**Data for processing:**
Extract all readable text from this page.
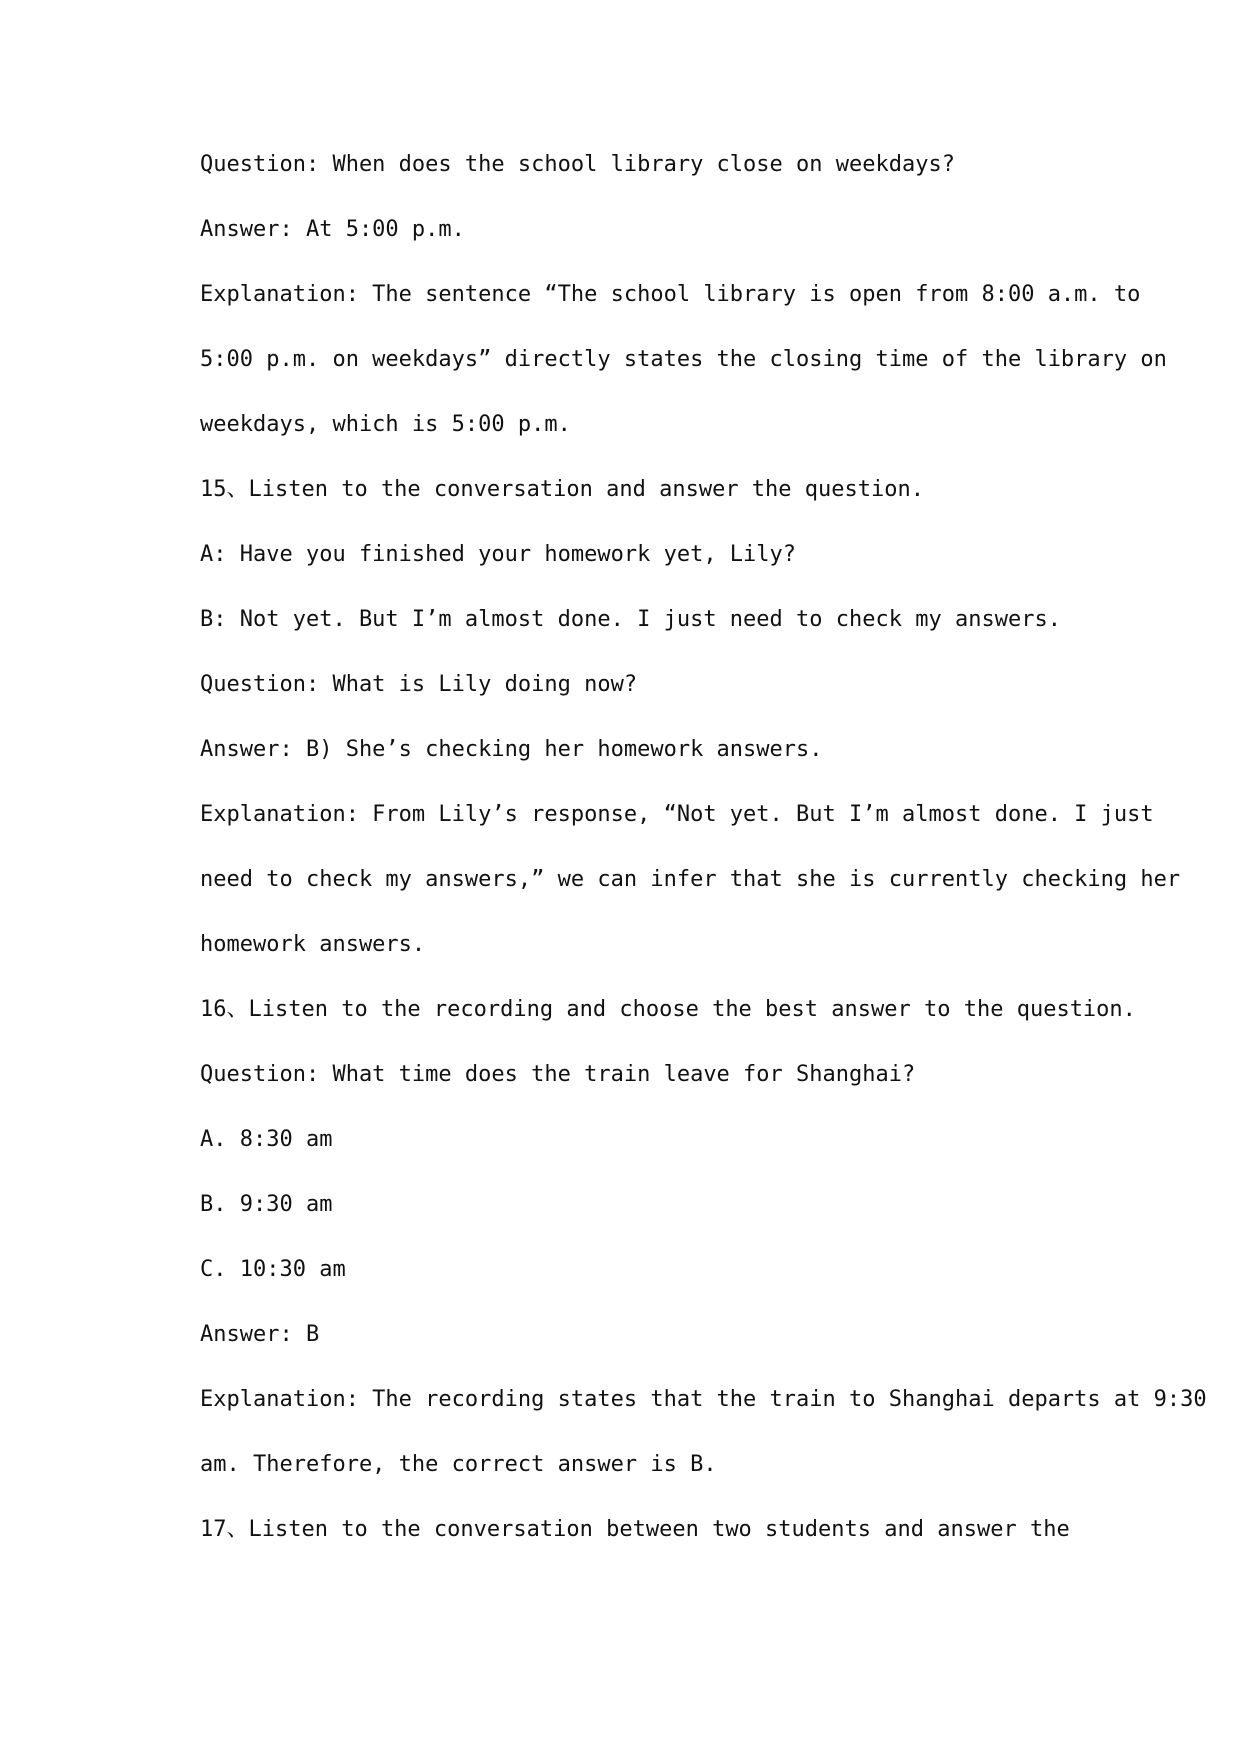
Question: When does the school library close on weekdays?
Answer: At 5:00 p.m.
Explanation: The sentence “The school library is open from 8:00 a.m. to
5:00 p.m. on weekdays” directly states the closing time of the library on
weekdays, which is 5:00 p.m.
15、Listen to the conversation and answer the question.
A: Have you finished your homework yet, Lily?
B: Not yet. But I’m almost done. I just need to check my answers.
Question: What is Lily doing now?
Answer: B) She’s checking her homework answers.
Explanation: From Lily’s response, “Not yet. But I’m almost done. I just
need to check my answers,” we can infer that she is currently checking her
homework answers.
16、Listen to the recording and choose the best answer to the question.
Question: What time does the train leave for Shanghai?
A. 8:30 am
B. 9:30 am
C. 10:30 am
Answer: B
Explanation: The recording states that the train to Shanghai departs at 9:30
am. Therefore, the correct answer is B.
17、Listen to the conversation between two students and answer the
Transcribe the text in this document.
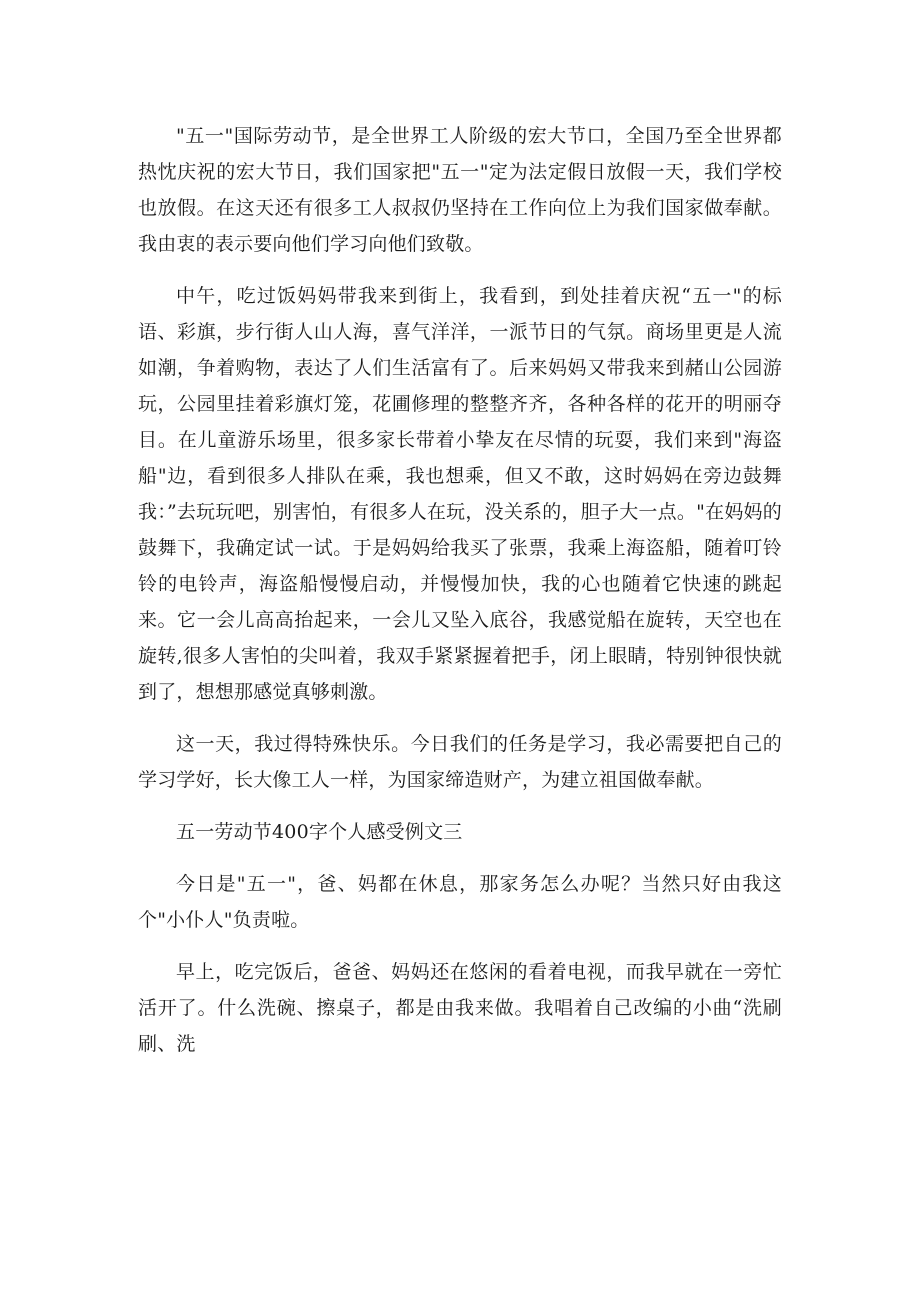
"五一"国际劳动节，是全世界工人阶级的宏大节口，全国乃至全世界都热忱庆祝的宏大节日，我们国家把"五一"定为法定假日放假一天，我们学校也放假。在这天还有很多工人叔叔仍坚持在工作向位上为我们国家做奉献。我由衷的表示要向他们学习向他们致敬。

中午，吃过饭妈妈带我来到街上，我看到，到处挂着庆祝“五一"的标语、彩旗，步行街人山人海，喜气洋洋，一派节日的气氛。商场里更是人流如潮，争着购物，表达了人们生活富有了。后来妈妈又带我来到赭山公园游玩，公园里挂着彩旗灯笼，花圃修理的整整齐齐，各种各样的花开的明丽夺目。在儿童游乐场里，很多家长带着小挚友在尽情的玩耍，我们来到"海盗船"边，看到很多人排队在乘，我也想乘，但又不敢，这时妈妈在旁边鼓舞我：”去玩玩吧，别害怕，有很多人在玩，没关系的，胆子大一点。"在妈妈的鼓舞下，我确定试一试。于是妈妈给我买了张票，我乘上海盗船，随着叮铃铃的电铃声，海盗船慢慢启动，并慢慢加快，我的心也随着它快速的跳起来。它一会儿高高抬起来，一会儿又坠入底谷，我感觉船在旋转，天空也在旋转,很多人害怕的尖叫着，我双手紧紧握着把手，闭上眼睛，特别钟很快就到了，想想那感觉真够刺激。

这一天，我过得特殊快乐。今日我们的任务是学习，我必需要把自己的学习学好，长大像工人一样，为国家缔造财产，为建立祖国做奉献。

五一劳动节400字个人感受例文三

今日是"五一"，爸、妈都在休息，那家务怎么办呢？当然只好由我这个"小仆人"负责啦。

早上，吃完饭后，爸爸、妈妈还在悠闲的看着电视，而我早就在一旁忙活开了。什么洗碗、擦桌子，都是由我来做。我唱着自己改编的小曲“洗刷刷、洗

**Problem to solve:** An exact transcription of all the entries is required, without the pictures.

**Full answer:**
Extract all readable text from this page.
Question: When does the school library close on weekdays?
Answer: At 5:00 p.m.
Explanation: The sentence “The school library is open from 8:00 a.m. to
5:00 p.m. on weekdays” directly states the closing time of the library on
weekdays, which is 5:00 p.m.
15、Listen to the conversation and answer the question.
A: Have you finished your homework yet, Lily?
B: Not yet. But I’m almost done. I just need to check my answers.
Question: What is Lily doing now?
Answer: B) She’s checking her homework answers.
Explanation: From Lily’s response, “Not yet. But I’m almost done. I just
need to check my answers,” we can infer that she is currently checking her
homework answers.
16、Listen to the recording and choose the best answer to the question.
Question: What time does the train leave for Shanghai?
A. 8:30 am
B. 9:30 am
C. 10:30 am
Answer: B
Explanation: The recording states that the train to Shanghai departs at 9:30
am. Therefore, the correct answer is B.
17、Listen to the conversation between two students and answer the
Transcribe the text in this document.
"五一"国际劳动节，是全世界工人阶级的宏大节口，全国乃至全世界都热忱庆祝的宏大节日，我们国家把"五一"定为法定假日放假一天，我们学校也放假。在这天还有很多工人叔叔仍坚持在工作向位上为我们国家做奉献。我由衷的表示要向他们学习向他们致敬。

中午，吃过饭妈妈带我来到街上，我看到，到处挂着庆祝“五一"的标语、彩旗，步行街人山人海，喜气洋洋，一派节日的气氛。商场里更是人流如潮，争着购物，表达了人们生活富有了。后来妈妈又带我来到赭山公园游玩，公园里挂着彩旗灯笼，花圃修理的整整齐齐，各种各样的花开的明丽夺目。在儿童游乐场里，很多家长带着小挚友在尽情的玩耍，我们来到"海盗船"边，看到很多人排队在乘，我也想乘，但又不敢，这时妈妈在旁边鼓舞我：”去玩玩吧，别害怕，有很多人在玩，没关系的，胆子大一点。"在妈妈的鼓舞下，我确定试一试。于是妈妈给我买了张票，我乘上海盗船，随着叮铃铃的电铃声，海盗船慢慢启动，并慢慢加快，我的心也随着它快速的跳起来。它一会儿高高抬起来，一会儿又坠入底谷，我感觉船在旋转，天空也在旋转,很多人害怕的尖叫着，我双手紧紧握着把手，闭上眼睛，特别钟很快就到了，想想那感觉真够刺激。

这一天，我过得特殊快乐。今日我们的任务是学习，我必需要把自己的学习学好，长大像工人一样，为国家缔造财产，为建立祖国做奉献。

五一劳动节400字个人感受例文三

今日是"五一"，爸、妈都在休息，那家务怎么办呢？当然只好由我这个"小仆人"负责啦。

早上，吃完饭后，爸爸、妈妈还在悠闲的看着电视，而我早就在一旁忙活开了。什么洗碗、擦桌子，都是由我来做。我唱着自己改编的小曲“洗刷刷、洗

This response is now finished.